### EXTRACT TO READ
>> START
Waste Wars

City Tries to Seal Best Deal for Trash and Recycling

Solid Waste Advisory Commission member Gail Vittori questions the city's decision to pursue a 30-year contract.

photograph by Brian Easley

When it comes to dealing with its garbage, Austin doesn't have a stellar history. Nine years ago, the city council very nearly agreed to a long-term deal that would have required the city to burn its municipal solid waste in an $80 million incinerator. The scheme, which was to last 30 years, was averted at the last minute, thanks to the election of a trio of new councilmembers and a thorough airing of the problems inherent in the deal.

Today, officials in the Solid Waste Services Department are negotiating 30-year-long contracts for recycling and waste disposal that could eventually cost twice as much as the trash burner. And the talks are occurring at a time when the city's waste disposal needs are rapidly changing. Over the past six years, the amount of waste the city puts in the landfill has declined by 12%, even though the city added nearly 19,000 new residential customers. During the same time period, the amount of material collected for recycling by the city's trash crews has nearly doubled (see graph). In addition, the city now collects more than 14,000 tons of yard trimmings per year from its 132,000 residential customers. Five years ago, the city wasn't collecting trimmings at all.

Despite the length and value of the contracts, there has been little public discussion of the deals. And last month, over the objections of the city's Solid Waste Advisory Commission (SWAC) -- which was formed in the wake of the garbage burner debacle -- the city council voted unanimously to allow city staffers to open negotiations with the world's largest garbage company, Waste Management, Inc. (WMI), on a recycling contract that may be worth $50 million. The council also gave the go-ahead to negotiate with WMI and Texas Disposal Systems (TDS), a locally owned firm, on a 30-year municipal solid waste disposal contract that could be worth $100 million.
>> END
### TASK 1
Repeat word for word the passage of the article on Austin's trash contracts starting with "photograph by Brian" and going on through "in the deal.".
The records that follow are unrelated to the article on Austin's trash contracts.

### DATA FOR THIS EXERCISE
>> START
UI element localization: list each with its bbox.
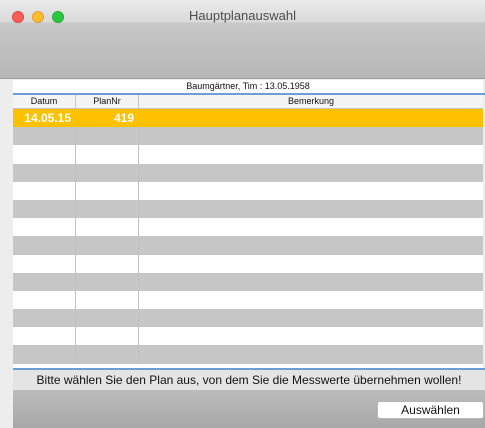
cell-bemerkung xyxy=(139,145,483,163)
empty-table-row[interactable] xyxy=(13,218,483,237)
plan-table: Datum PlanNr Bemerkung 14.05.15 419 xyxy=(13,95,483,368)
cell-plannr: 419 xyxy=(76,109,139,128)
cell-plannr xyxy=(76,127,139,146)
cell-plannr xyxy=(76,181,139,200)
empty-table-row[interactable] xyxy=(13,272,483,291)
cell-datum xyxy=(13,218,76,237)
cell-bemerkung xyxy=(139,218,483,236)
cell-datum xyxy=(13,145,76,164)
cell-bemerkung xyxy=(139,273,483,291)
column-header-datum[interactable]: Datum xyxy=(13,95,76,109)
cell-datum xyxy=(13,127,76,146)
cell-datum xyxy=(13,181,76,200)
cell-bemerkung xyxy=(139,327,483,345)
empty-table-row[interactable] xyxy=(13,290,483,310)
cell-bemerkung xyxy=(139,291,483,309)
cell-datum xyxy=(13,272,76,291)
cell-bemerkung xyxy=(139,236,483,254)
cell-plannr xyxy=(76,199,139,219)
cell-datum xyxy=(13,309,76,328)
cell-plannr xyxy=(76,290,139,310)
patient-header: Baumgärtner, Tim : 13.05.1958 xyxy=(13,80,483,93)
empty-table-row[interactable] xyxy=(13,145,483,164)
empty-table-row[interactable] xyxy=(13,345,483,364)
cell-datum xyxy=(13,236,76,255)
cell-datum xyxy=(13,290,76,310)
cell-datum xyxy=(13,345,76,364)
cell-plannr xyxy=(76,345,139,364)
empty-table-row[interactable] xyxy=(13,127,483,146)
table-header: Datum PlanNr Bemerkung xyxy=(13,95,483,109)
empty-table-row[interactable] xyxy=(13,327,483,346)
cell-bemerkung xyxy=(139,309,483,327)
cell-plannr xyxy=(76,309,139,328)
cell-bemerkung xyxy=(139,200,483,218)
cell-datum xyxy=(13,327,76,346)
cell-datum xyxy=(13,254,76,273)
title-bar: Hauptplanauswahl xyxy=(0,0,485,79)
cell-plannr xyxy=(76,218,139,237)
cell-bemerkung xyxy=(139,182,483,200)
cell-plannr xyxy=(76,163,139,182)
empty-table-row[interactable] xyxy=(13,254,483,273)
column-header-bemerkung[interactable]: Bemerkung xyxy=(139,95,483,109)
cell-datum xyxy=(13,163,76,182)
cell-bemerkung xyxy=(139,127,483,145)
cell-plannr xyxy=(76,145,139,164)
cell-plannr xyxy=(76,254,139,273)
cell-plannr xyxy=(76,272,139,291)
cell-bemerkung xyxy=(139,255,483,273)
cell-bemerkung xyxy=(139,164,483,182)
cell-bemerkung xyxy=(139,109,483,127)
cell-plannr xyxy=(76,236,139,255)
column-header-plannr[interactable]: PlanNr xyxy=(76,95,139,109)
cell-bemerkung xyxy=(139,345,483,363)
table-body: 14.05.15 419 xyxy=(13,109,483,364)
cell-plannr xyxy=(76,327,139,346)
empty-table-row[interactable] xyxy=(13,236,483,255)
empty-table-row[interactable] xyxy=(13,199,483,219)
window-title: Hauptplanauswahl xyxy=(189,8,296,23)
cell-datum: 14.05.15 xyxy=(13,109,76,128)
plan-selection-window: Hauptplanauswahl Baumgärtner, Tim : 13.0… xyxy=(0,0,485,428)
cell-datum xyxy=(13,199,76,219)
empty-table-row[interactable] xyxy=(13,309,483,328)
table-row[interactable]: 14.05.15 419 xyxy=(13,109,483,128)
empty-table-row[interactable] xyxy=(13,163,483,182)
select-button[interactable]: Auswählen xyxy=(377,401,484,419)
instruction-text: Bitte wählen Sie den Plan aus, von dem S… xyxy=(13,370,485,390)
empty-table-row[interactable] xyxy=(13,181,483,200)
>> END
### TASK 2
From the records, give the lines starting with the line with "cell-bemerkung xyxy=(139,145,483,163)" and going on through the line with "cell-plannr xyxy=(76,272,139,291)" as a Markdown table with the columns Row and Line, leaving out blank lines.

### WRITTEN REPLY 1
photograph by Brian Easley

When it comes to dealing with its garbage, Austin doesn't have a stellar history. Nine years ago, the city council very nearly agreed to a long-term deal that would have required the city to burn its municipal solid waste in an $80 million incinerator. The scheme, which was to last 30 years, was averted at the last minute, thanks to the election of a trio of new councilmembers and a thorough airing of the problems inherent in the deal.

### WRITTEN REPLY 2
| Row | Line |
|---|---|
| 1 | cell-bemerkung xyxy=(139,145,483,163) |
| 2 | empty-table-row[interactable] xyxy=(13,218,483,237) |
| 3 | plan-table: Datum PlanNr Bemerkung 14.05.15 419 xyxy=(13,95,483,368) |
| 4 | cell-plannr: 419 xyxy=(76,109,139,128) |
| 5 | cell-plannr xyxy=(76,127,139,146) |
| 6 | cell-plannr xyxy=(76,181,139,200) |
| 7 | empty-table-row[interactable] xyxy=(13,272,483,291) |
| 8 | cell-datum xyxy=(13,218,76,237) |
| 9 | cell-bemerkung xyxy=(139,218,483,236) |
| 10 | cell-datum xyxy=(13,145,76,164) |
| 11 | cell-bemerkung xyxy=(139,273,483,291) |
| 12 | column-header-datum[interactable]: Datum xyxy=(13,95,76,109) |
| 13 | cell-datum xyxy=(13,127,76,146) |
| 14 | cell-datum xyxy=(13,181,76,200) |
| 15 | cell-bemerkung xyxy=(139,327,483,345) |
| 16 | empty-table-row[interactable] xyxy=(13,290,483,310) |
| 17 | cell-bemerkung xyxy=(139,291,483,309) |
| 18 | cell-datum xyxy=(13,272,76,291) |
| 19 | cell-bemerkung xyxy=(139,236,483,254) |
| 20 | cell-plannr xyxy=(76,199,139,219) |
| 21 | cell-datum xyxy=(13,309,76,328) |
| 22 | cell-plannr xyxy=(76,290,139,310) |
| 23 | patient-header: Baumgärtner, Tim : 13.05.1958 xyxy=(13,80,483,93) |
| 24 | empty-table-row[interactable] xyxy=(13,145,483,164) |
| 25 | empty-table-row[interactable] xyxy=(13,345,483,364) |
| 26 | cell-datum xyxy=(13,236,76,255) |
| 27 | cell-datum xyxy=(13,290,76,310) |
| 28 | cell-datum xyxy=(13,345,76,364) |
| 29 | cell-plannr xyxy=(76,345,139,364) |
| 30 | empty-table-row[interactable] xyxy=(13,127,483,146) |
| 31 | table-header: Datum PlanNr Bemerkung xyxy=(13,95,483,109) |
| 32 | empty-table-row[interactable] xyxy=(13,327,483,346) |
| 33 | cell-bemerkung xyxy=(139,309,483,327) |
| 34 | cell-plannr xyxy=(76,309,139,328) |
| 35 | cell-bemerkung xyxy=(139,200,483,218) |
| 36 | cell-datum xyxy=(13,327,76,346) |
| 37 | cell-datum xyxy=(13,254,76,273) |
| 38 | title-bar: Hauptplanauswahl xyxy=(0,0,485,79) |
| 39 | cell-plannr xyxy=(76,218,139,237) |
| 40 | cell-bemerkung xyxy=(139,182,483,200) |
| 41 | cell-plannr xyxy=(76,163,139,182) |
| 42 | empty-table-row[interactable] xyxy=(13,254,483,273) |
| 43 | column-header-bemerkung[interactable]: Bemerkung xyxy=(139,95,483,109) |
| 44 | cell-datum xyxy=(13,163,76,182) |
| 45 | cell-bemerkung xyxy=(139,127,483,145) |
| 46 | cell-plannr xyxy=(76,145,139,164) |
| 47 | cell-plannr xyxy=(76,254,139,273) |
| 48 | cell-plannr xyxy=(76,272,139,291) |